**TEXTO PARA LEITURA**
=-=-=-=-=

Minha primeira decepção e as primeiras dúvidas (“Será que não me enganei?”) aconteceram em meados dos anos sessenta, quando foram criadas as UMAPs –Unidades Militares de Ajuda à Produção –, um eufemismo para aquilo que eram, na verdade, campos de concentração onde o Governo cubano prendeu, misturados, dissidentes, criminosos comuns e homossexuais. Entre estes últimos estavam vários rapazes e moças de um grupo literário e artístico chamado El Puente [a ponte], dirigido pelo poeta José Mario, que eu conhecia. Era uma visível injustiça, pois aqueles jovens eram todos revolucionários, confiando em que a Revolução traria justiça social não só para os operários e camponeses, mas também para as minorias sexuais discriminadas. Ainda vítima da famosa chantagem – “Não dar armas ao inimigo” –, engoli as minhas dúvidas e escrevi uma carta reservada a Fidel, detalhando minha perplexidade em relação ao que estava acontecendo. Ele não respondeu, mas, pouco tempo depois, recebi um convite para um encontro com ele.

Foi a única vez em que estive com Fidel Castro; não conversamos, pois ele não era uma pessoa que admitia interlocutores, apenas ouvintes. Mas durante as 12 horas em que o escutamos, das oito da noite às oito da manhã seguinte, os 10 escritores que participaram do encontro ficamos muito impressionados com aquela força da natureza, aquele mito vivo, que era o gigante cubano. Falava sem parar e sem ouvir, contava casos da serra Maestra saltando sobre a mesa e fazia adivinhações sobre Che, que ainda estava desaparecido e não se sabia em qual lugar da América reapareceria à frente de uma nova guerrilha. Reconheceu que algumas injustiças tinham sido cometidas nas UMAPs – disse que seriam corrigidas – e explicou que era preciso compreender as famílias de camponeses, cujos filhos, formados pelas novas escolas, se sentiam às vezes incomodados com os “doentinhos”. Fiquei impressionado, sim, mas não saí dali convencido. Desde então, embora em silêncio, fui percebendo que a realidade era bem inferior ao mito em que Cuba tinha se transformado.

=-=-=-=-=

**O QUE FAZER**
**a)** Conte quantas linhas do bloco de dados abaixo contêm a palavra "chart" e responda apenas com o número.
**b)** Continue o relato sobre o encontro com Fidel Castro e as UMAPs, começando logo depois da última frase.

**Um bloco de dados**
=-=-=-=-=

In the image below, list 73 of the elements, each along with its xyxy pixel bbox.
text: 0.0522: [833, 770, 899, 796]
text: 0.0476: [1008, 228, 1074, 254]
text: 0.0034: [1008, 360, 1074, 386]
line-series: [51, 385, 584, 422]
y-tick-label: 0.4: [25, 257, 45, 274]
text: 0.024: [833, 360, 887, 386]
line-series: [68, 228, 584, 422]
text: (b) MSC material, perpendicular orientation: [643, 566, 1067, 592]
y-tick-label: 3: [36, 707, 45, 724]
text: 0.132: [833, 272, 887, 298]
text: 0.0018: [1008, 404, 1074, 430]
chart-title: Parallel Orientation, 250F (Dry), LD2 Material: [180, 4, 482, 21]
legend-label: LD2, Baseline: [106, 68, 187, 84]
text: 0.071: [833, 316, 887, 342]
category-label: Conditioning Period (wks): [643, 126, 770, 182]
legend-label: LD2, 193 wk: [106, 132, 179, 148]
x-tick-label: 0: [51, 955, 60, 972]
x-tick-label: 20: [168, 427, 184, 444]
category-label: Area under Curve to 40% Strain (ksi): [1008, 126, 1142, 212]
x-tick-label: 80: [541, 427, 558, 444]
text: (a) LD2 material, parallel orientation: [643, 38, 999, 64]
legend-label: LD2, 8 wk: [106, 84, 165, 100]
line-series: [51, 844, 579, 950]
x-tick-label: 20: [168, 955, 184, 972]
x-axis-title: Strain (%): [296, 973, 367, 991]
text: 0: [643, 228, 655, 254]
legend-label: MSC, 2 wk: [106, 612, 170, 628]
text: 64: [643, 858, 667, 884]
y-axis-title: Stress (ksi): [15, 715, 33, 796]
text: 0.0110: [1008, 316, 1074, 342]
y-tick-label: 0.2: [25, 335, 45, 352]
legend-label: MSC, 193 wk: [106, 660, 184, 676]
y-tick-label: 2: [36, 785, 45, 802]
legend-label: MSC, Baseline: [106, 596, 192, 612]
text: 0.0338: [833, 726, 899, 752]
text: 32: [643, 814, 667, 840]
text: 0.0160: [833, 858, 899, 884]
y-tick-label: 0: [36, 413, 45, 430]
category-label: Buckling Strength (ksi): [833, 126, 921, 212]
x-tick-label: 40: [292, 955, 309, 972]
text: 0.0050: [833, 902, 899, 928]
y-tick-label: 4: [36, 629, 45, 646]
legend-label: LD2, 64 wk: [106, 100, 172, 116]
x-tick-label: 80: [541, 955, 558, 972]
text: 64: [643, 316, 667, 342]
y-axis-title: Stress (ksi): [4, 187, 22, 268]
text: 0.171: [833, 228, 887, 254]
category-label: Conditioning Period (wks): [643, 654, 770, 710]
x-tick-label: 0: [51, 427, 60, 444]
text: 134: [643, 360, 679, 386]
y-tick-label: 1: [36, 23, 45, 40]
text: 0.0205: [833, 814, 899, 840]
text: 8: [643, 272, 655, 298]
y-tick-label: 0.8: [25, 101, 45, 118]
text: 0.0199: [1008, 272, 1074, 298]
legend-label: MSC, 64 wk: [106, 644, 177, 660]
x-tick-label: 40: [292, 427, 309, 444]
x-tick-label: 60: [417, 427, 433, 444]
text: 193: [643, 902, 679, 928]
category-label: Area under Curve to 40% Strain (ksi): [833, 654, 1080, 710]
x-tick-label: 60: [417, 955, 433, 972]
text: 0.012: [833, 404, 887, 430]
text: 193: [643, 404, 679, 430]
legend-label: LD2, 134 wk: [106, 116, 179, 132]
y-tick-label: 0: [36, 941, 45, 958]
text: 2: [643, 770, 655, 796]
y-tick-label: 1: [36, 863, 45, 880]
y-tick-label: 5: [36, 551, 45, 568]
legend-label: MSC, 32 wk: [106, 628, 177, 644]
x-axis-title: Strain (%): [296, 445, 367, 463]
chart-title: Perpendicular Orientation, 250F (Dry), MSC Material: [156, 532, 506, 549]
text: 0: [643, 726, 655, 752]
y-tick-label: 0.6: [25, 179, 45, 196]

=-=-=-=-=

**RESULTADOS**
**a)** 2

**b)**
A ruptura sobreveio quando estourou o caso do poeta Heberto Padilla, no começo de 1970. Era um dos melhores poetas cubanos, que largara a poesia para trabalhar pela Revolução, na qual acreditava apaixonadamente. Chegou a ser vice-ministro de Comércio Exterior. Um dia, começou a fazer críticas –bastante amenas – à política cultural do Governo. A partir daí se desencadeou em toda a imprensa uma campanha duríssima contra ele, e Padilla foi preso. Nós, que o conhecíamos e sabíamos de sua lealdade para com a Revolução, escrevemos uma carta – muito respeitosa – a Fidel expressando solidariedade com Padilla. Então, este reapareceu em um ato público, na União dos Escritores, confessando que era agente da CIA e acusando-nos, a nós, que o havíamos defendido, de atuar em favor do imperialismo e de trair a Revolução etc.. Poucos dias depois, assinamos uma carta muito crítica (que eu mesmo redigi) sobre a Revolução Cubana, por meio da qual vários escritores não comunistas, como Jean-Paul Sartre, Susan Sontag, Carlos Fuentes e Alberto Moravia, nos distanciávamos da Revolução que até então tínhamos defendido.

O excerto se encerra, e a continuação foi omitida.